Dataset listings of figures
+++++

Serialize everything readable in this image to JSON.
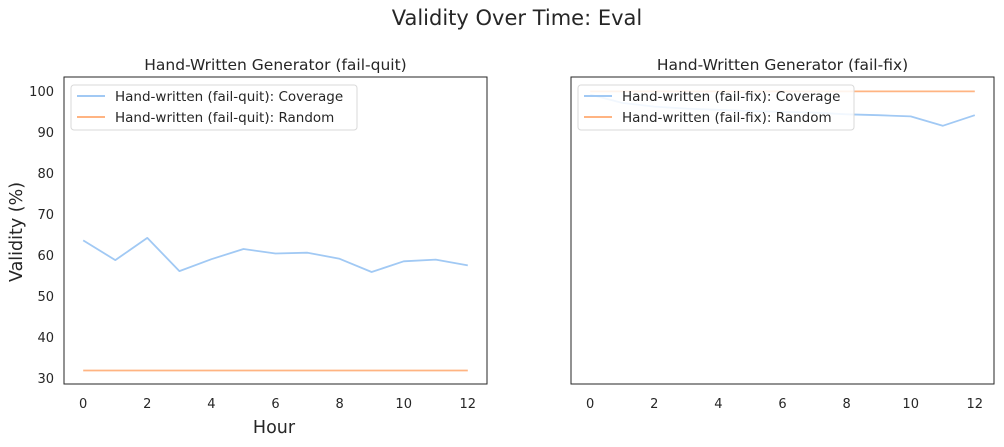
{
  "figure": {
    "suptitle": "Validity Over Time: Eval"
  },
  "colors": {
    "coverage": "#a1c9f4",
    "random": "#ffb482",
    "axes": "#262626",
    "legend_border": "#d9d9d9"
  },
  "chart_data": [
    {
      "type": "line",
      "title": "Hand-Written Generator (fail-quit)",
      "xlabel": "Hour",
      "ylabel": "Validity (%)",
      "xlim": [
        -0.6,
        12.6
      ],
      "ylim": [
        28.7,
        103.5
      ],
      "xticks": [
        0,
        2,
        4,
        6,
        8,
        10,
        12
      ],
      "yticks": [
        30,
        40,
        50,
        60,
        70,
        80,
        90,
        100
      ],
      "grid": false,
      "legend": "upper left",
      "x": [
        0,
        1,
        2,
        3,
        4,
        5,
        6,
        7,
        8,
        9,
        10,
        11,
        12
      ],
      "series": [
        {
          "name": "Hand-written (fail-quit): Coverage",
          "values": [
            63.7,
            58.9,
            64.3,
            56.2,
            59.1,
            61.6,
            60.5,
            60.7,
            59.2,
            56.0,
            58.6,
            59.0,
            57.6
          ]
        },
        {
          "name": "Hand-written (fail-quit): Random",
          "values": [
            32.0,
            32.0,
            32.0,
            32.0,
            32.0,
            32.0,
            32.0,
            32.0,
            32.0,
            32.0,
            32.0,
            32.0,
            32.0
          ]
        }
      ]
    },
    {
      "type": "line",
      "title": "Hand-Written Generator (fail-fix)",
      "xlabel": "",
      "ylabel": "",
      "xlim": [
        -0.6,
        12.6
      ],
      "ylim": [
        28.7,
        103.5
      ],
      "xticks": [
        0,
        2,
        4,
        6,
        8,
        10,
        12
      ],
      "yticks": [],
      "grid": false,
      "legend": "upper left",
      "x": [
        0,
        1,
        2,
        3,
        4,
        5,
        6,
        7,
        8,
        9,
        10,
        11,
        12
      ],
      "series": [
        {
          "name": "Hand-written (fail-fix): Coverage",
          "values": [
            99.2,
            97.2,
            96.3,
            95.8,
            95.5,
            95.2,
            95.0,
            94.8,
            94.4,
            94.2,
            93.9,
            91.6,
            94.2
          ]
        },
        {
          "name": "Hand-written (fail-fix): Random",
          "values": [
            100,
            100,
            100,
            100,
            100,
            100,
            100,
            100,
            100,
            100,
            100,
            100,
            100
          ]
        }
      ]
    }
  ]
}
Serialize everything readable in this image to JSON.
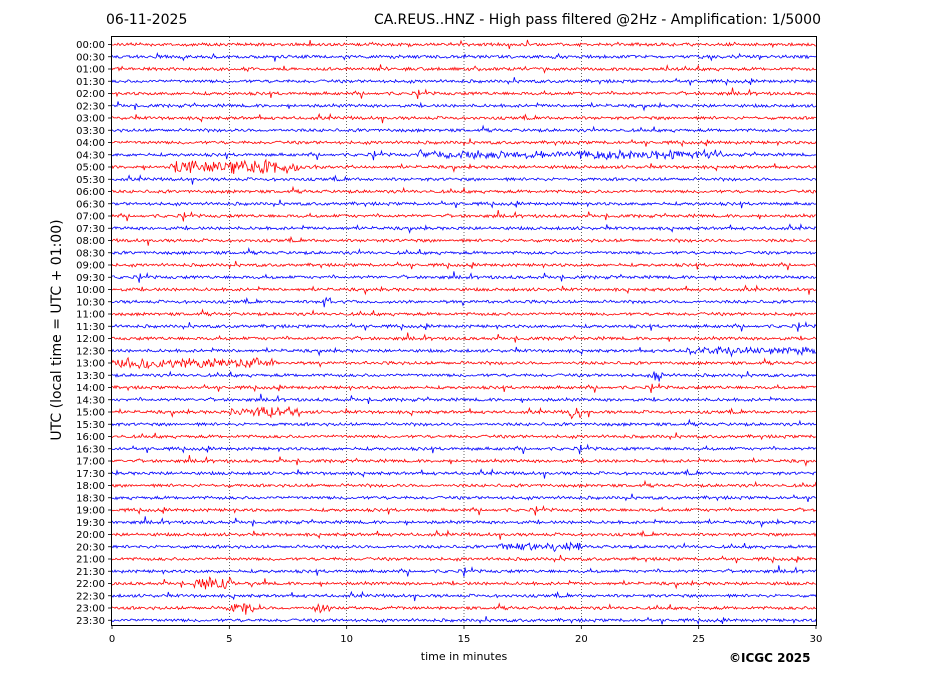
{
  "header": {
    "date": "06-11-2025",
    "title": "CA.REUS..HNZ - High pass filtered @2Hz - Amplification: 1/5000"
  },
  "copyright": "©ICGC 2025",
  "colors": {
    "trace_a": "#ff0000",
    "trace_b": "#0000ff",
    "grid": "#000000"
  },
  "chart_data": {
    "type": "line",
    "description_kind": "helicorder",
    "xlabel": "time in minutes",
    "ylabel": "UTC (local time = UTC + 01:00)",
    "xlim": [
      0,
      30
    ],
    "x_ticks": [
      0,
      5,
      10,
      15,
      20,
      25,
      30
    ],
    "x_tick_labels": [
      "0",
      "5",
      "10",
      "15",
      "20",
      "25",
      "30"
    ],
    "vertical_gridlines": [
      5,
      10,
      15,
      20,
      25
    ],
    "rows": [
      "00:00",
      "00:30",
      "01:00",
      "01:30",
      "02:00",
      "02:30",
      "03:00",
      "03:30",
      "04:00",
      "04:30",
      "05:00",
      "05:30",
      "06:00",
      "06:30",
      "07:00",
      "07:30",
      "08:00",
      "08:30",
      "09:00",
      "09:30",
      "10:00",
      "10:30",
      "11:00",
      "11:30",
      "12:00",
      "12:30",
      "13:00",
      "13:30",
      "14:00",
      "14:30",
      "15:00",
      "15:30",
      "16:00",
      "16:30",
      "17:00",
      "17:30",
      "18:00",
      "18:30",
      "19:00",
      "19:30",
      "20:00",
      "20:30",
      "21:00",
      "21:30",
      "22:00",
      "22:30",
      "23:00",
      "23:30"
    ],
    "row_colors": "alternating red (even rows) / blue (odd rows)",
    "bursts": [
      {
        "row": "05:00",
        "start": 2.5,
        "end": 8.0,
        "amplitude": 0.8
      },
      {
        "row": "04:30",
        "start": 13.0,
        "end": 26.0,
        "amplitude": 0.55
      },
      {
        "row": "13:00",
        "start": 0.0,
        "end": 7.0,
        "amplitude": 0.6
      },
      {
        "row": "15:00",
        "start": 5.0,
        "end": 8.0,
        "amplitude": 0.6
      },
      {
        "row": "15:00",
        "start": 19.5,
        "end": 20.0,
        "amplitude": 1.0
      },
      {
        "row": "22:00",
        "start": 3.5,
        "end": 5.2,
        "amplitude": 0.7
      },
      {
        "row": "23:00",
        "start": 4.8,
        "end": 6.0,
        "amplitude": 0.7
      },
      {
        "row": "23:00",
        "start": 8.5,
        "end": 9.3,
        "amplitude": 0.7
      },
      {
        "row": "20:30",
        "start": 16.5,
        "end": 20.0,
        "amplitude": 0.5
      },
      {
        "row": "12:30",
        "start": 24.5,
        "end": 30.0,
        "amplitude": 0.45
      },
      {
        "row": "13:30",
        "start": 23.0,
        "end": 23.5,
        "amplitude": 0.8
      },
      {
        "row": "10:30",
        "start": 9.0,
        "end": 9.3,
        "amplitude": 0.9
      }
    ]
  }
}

+++++

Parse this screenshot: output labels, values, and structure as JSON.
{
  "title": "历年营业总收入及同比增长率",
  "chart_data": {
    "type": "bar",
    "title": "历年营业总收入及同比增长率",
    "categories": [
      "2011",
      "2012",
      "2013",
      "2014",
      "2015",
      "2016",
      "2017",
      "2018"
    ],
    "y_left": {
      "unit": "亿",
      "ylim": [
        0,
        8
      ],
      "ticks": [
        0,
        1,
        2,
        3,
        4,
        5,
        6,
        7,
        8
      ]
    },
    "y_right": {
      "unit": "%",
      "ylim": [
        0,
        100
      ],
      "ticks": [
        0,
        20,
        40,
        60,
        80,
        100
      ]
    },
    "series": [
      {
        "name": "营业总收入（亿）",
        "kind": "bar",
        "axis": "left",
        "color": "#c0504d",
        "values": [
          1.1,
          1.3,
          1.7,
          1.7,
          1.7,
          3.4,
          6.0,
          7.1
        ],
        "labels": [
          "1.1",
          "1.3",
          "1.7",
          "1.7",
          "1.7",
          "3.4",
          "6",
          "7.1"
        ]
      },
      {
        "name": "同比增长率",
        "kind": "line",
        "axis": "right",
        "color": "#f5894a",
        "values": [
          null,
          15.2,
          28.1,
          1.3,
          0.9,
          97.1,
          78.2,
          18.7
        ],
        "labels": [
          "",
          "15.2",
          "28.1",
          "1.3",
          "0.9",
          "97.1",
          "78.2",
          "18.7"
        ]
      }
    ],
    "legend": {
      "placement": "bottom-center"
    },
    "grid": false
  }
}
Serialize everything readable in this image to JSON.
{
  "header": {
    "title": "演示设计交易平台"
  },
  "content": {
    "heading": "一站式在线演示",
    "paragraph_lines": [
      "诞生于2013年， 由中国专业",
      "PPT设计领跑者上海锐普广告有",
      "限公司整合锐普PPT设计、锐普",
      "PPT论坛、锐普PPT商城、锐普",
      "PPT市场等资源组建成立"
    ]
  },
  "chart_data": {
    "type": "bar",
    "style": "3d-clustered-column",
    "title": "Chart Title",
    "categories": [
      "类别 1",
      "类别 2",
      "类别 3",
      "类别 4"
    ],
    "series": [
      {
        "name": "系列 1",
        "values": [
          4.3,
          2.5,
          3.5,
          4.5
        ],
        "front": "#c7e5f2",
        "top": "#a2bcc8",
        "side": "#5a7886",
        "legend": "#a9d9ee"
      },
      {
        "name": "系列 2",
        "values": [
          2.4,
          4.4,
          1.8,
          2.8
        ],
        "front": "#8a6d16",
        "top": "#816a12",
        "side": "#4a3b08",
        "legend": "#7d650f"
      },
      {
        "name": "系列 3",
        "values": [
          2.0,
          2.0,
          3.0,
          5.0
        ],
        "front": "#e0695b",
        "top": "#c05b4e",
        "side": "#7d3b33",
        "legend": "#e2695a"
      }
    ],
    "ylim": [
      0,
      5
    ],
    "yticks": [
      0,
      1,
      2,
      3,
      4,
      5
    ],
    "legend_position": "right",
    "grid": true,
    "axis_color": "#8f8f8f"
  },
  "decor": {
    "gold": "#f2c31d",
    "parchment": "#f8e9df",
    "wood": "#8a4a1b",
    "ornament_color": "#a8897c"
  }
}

+++++

Take every line containing the word "Validity" and copy it.

* FULL RESPONSE:
    "suptitle": "Validity Over Time: Eval"
      "ylabel": "Validity (%)",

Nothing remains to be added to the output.